Hopes for new home for Monty Python star's archive

Getty Images The Monty Python team (minus Eric Idle) back together again to promote the release of the Python series on video. Michael Palin, Terry Gilliam, Terry Jones, Graham Chapman and John CleeseGetty Images
The items includes an original Life of Brian script

The family of Monty Python's Terry Jones have hopes for artefacts from his personal archive to have a new permanent home.

The late star's daughter, Sally Jones, said she hoped the items, which have been lent to a gallery in Wales, will eventually be brought to the Bodleian Libraries at the University of Oxford.

She said the "forty boxes of archive items that have just been filling my mum's attic for the last few years".

The items, which include an original Life of Brian script, have gone on display in Jones' home town of Colwyn Bay.

Getty Images Comedian Terry Jones on the set of 'Monty Python's Flying CircusGetty Images
Terry Jones read English Language and Literature at Oxford University in the 1960s

Ms Jones said some of the scripts show the editing and workings of the comedy team before the final productions were made.

She said the items included behind the scenes photographs and a story board for The Meaning of Life.

> Task objective: Carry on the news story about Terry Jones's archive from the point where it stops. The records below the article come from a different source.

> Supplied entries:
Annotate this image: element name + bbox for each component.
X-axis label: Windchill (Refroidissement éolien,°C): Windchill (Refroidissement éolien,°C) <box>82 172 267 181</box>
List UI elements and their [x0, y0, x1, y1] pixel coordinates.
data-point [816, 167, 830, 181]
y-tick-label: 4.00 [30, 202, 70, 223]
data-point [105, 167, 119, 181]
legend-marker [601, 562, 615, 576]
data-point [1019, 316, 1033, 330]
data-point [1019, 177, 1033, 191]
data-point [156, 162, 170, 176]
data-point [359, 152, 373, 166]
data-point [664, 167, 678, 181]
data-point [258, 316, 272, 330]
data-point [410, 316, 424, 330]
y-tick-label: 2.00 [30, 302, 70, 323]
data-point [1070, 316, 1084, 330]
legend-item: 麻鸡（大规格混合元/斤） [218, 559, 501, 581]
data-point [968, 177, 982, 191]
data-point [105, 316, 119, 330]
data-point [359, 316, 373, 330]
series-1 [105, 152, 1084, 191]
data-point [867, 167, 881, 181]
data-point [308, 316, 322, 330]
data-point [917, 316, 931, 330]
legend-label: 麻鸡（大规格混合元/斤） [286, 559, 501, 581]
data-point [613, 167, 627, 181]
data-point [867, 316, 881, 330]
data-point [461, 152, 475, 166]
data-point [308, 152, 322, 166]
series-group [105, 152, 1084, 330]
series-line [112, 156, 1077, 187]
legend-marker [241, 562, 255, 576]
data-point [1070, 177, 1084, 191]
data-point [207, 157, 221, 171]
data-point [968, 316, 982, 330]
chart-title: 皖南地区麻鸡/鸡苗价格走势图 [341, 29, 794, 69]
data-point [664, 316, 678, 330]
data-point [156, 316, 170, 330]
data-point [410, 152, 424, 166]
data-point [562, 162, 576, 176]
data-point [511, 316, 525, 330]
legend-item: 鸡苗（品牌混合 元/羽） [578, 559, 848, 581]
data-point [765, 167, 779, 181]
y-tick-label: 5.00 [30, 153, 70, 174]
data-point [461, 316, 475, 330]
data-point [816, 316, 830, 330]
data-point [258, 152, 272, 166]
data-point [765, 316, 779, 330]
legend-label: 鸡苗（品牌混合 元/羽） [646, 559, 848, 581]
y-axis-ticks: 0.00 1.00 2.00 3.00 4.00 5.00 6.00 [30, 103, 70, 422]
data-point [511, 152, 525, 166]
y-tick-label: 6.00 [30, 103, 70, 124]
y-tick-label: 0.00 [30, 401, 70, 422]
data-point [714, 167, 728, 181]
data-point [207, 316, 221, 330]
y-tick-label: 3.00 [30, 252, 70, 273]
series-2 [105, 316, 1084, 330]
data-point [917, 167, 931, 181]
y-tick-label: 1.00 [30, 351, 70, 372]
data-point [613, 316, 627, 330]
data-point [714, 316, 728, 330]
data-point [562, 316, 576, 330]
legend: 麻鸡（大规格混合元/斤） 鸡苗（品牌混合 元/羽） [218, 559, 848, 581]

> Written response:
"It is hand drawn by dad, which has everybody as a fat bald man because that was the only kind of cartoon character he could draw," Ms Jones laughed.

The Oriel Colwyn gallery is currently showing the collection.

Ms Jones said it would mean a lot to her father that the items are currently on display in Wales.

"He was a frustrated Welshman, he was taken away from Colwyn Bay when he was four years old and raised in Surrey, so he didn't sound Welsh, he didn't get to grow up in Wales and he was just in love with the place and went back there as much as he could," she said.

Despite this love for Wales, Ms Jones recognised that her father was a person who loved to learn, which is why she hopes the library in Oxford will be the permanent home for the items.

Terry Jones read English Language and Literature at St Edmunds Hall at Oxford University in the early 1960s.